● **Problem description**: Your job is to retype all of the data word for word, leaving every image out.

● **Records to process**:
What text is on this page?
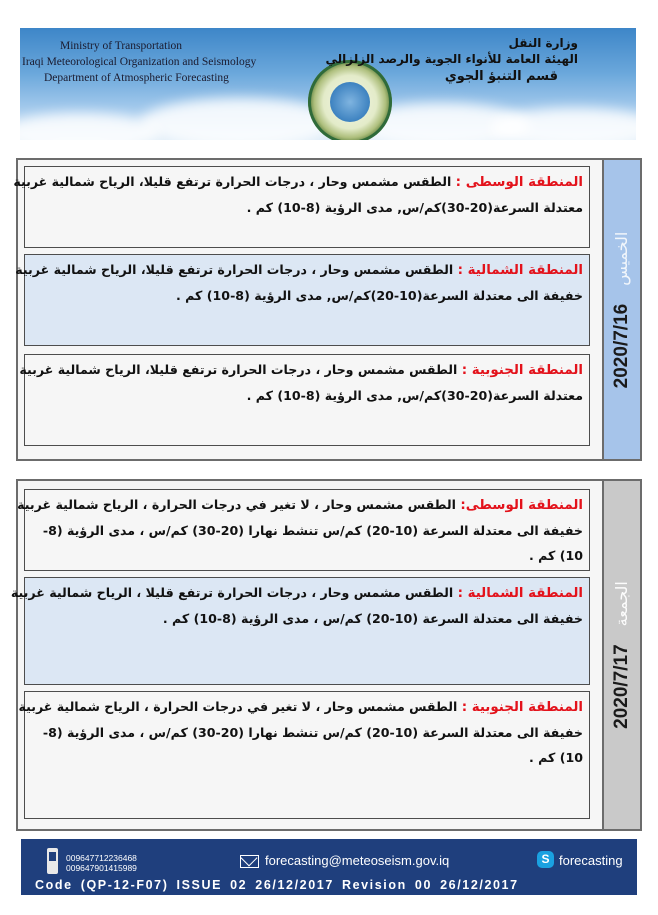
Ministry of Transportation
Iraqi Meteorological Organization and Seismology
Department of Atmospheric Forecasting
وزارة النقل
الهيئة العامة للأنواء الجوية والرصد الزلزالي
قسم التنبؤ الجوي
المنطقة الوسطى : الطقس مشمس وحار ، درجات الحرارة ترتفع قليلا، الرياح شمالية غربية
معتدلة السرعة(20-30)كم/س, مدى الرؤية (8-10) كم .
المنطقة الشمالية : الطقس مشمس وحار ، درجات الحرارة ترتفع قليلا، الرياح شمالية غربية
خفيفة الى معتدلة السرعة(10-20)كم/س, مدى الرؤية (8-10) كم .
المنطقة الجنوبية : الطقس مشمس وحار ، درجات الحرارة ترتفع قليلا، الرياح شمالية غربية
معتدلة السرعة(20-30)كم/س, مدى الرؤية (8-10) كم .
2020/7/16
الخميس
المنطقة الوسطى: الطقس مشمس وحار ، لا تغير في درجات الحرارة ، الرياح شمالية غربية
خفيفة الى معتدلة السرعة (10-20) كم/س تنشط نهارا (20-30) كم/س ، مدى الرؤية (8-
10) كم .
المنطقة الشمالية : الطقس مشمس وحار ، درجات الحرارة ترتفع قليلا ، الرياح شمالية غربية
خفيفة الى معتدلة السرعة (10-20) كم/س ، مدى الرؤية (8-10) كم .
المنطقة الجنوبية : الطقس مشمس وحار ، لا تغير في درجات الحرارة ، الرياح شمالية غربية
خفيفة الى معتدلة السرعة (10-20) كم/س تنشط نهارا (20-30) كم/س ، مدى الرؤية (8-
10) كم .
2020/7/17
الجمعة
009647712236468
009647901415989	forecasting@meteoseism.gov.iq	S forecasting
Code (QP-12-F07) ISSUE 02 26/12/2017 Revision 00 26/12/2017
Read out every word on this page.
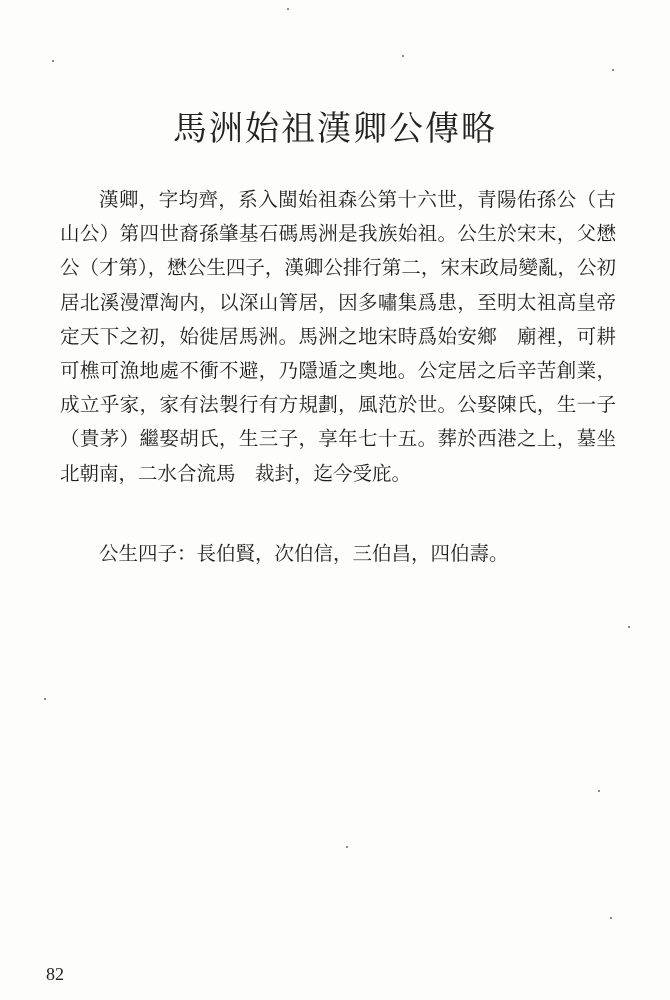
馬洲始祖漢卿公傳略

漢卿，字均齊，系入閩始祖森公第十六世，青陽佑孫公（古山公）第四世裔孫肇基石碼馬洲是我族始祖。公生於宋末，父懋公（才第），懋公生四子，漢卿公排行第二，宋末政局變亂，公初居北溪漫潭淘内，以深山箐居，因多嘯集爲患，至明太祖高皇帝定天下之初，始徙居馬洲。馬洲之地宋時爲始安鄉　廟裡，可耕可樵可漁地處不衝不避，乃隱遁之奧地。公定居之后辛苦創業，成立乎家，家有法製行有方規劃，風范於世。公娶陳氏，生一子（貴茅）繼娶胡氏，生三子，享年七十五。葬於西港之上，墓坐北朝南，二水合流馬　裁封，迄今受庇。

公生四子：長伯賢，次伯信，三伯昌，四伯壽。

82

● **Solution to this task**:
What text is on this page?
Ministry of Transportation
Iraqi Meteorological Organization and Seismology
Department of Atmospheric Forecasting
وزارة النقل
الهيئة العامة للأنواء الجوية والرصد الزلزالي
قسم التنبؤ الجوي
المنطقة الوسطى : الطقس مشمس وحار ، درجات الحرارة ترتفع قليلا، الرياح شمالية غربية
معتدلة السرعة(20-30)كم/س, مدى الرؤية (8-10) كم .
المنطقة الشمالية : الطقس مشمس وحار ، درجات الحرارة ترتفع قليلا، الرياح شمالية غربية
خفيفة الى معتدلة السرعة(10-20)كم/س, مدى الرؤية (8-10) كم .
المنطقة الجنوبية : الطقس مشمس وحار ، درجات الحرارة ترتفع قليلا، الرياح شمالية غربية
معتدلة السرعة(20-30)كم/س, مدى الرؤية (8-10) كم .
2020/7/16
الخميس
المنطقة الوسطى: الطقس مشمس وحار ، لا تغير في درجات الحرارة ، الرياح شمالية غربية
خفيفة الى معتدلة السرعة (10-20) كم/س تنشط نهارا (20-30) كم/س ، مدى الرؤية (8-
10) كم .
المنطقة الشمالية : الطقس مشمس وحار ، درجات الحرارة ترتفع قليلا ، الرياح شمالية غربية
خفيفة الى معتدلة السرعة (10-20) كم/س ، مدى الرؤية (8-10) كم .
المنطقة الجنوبية : الطقس مشمس وحار ، لا تغير في درجات الحرارة ، الرياح شمالية غربية
خفيفة الى معتدلة السرعة (10-20) كم/س تنشط نهارا (20-30) كم/س ، مدى الرؤية (8-
10) كم .
2020/7/17
الجمعة
009647712236468
009647901415989	forecasting@meteoseism.gov.iq	S forecasting
Code (QP-12-F07) ISSUE 02 26/12/2017 Revision 00 26/12/2017
Read out every word on this page.
馬洲始祖漢卿公傳略

漢卿，字均齊，系入閩始祖森公第十六世，青陽佑孫公（古山公）第四世裔孫肇基石碼馬洲是我族始祖。公生於宋末，父懋公（才第），懋公生四子，漢卿公排行第二，宋末政局變亂，公初居北溪漫潭淘内，以深山箐居，因多嘯集爲患，至明太祖高皇帝定天下之初，始徙居馬洲。馬洲之地宋時爲始安鄉　廟裡，可耕可樵可漁地處不衝不避，乃隱遁之奧地。公定居之后辛苦創業，成立乎家，家有法製行有方規劃，風范於世。公娶陳氏，生一子（貴茅）繼娶胡氏，生三子，享年七十五。葬於西港之上，墓坐北朝南，二水合流馬　裁封，迄今受庇。

公生四子：長伯賢，次伯信，三伯昌，四伯壽。

82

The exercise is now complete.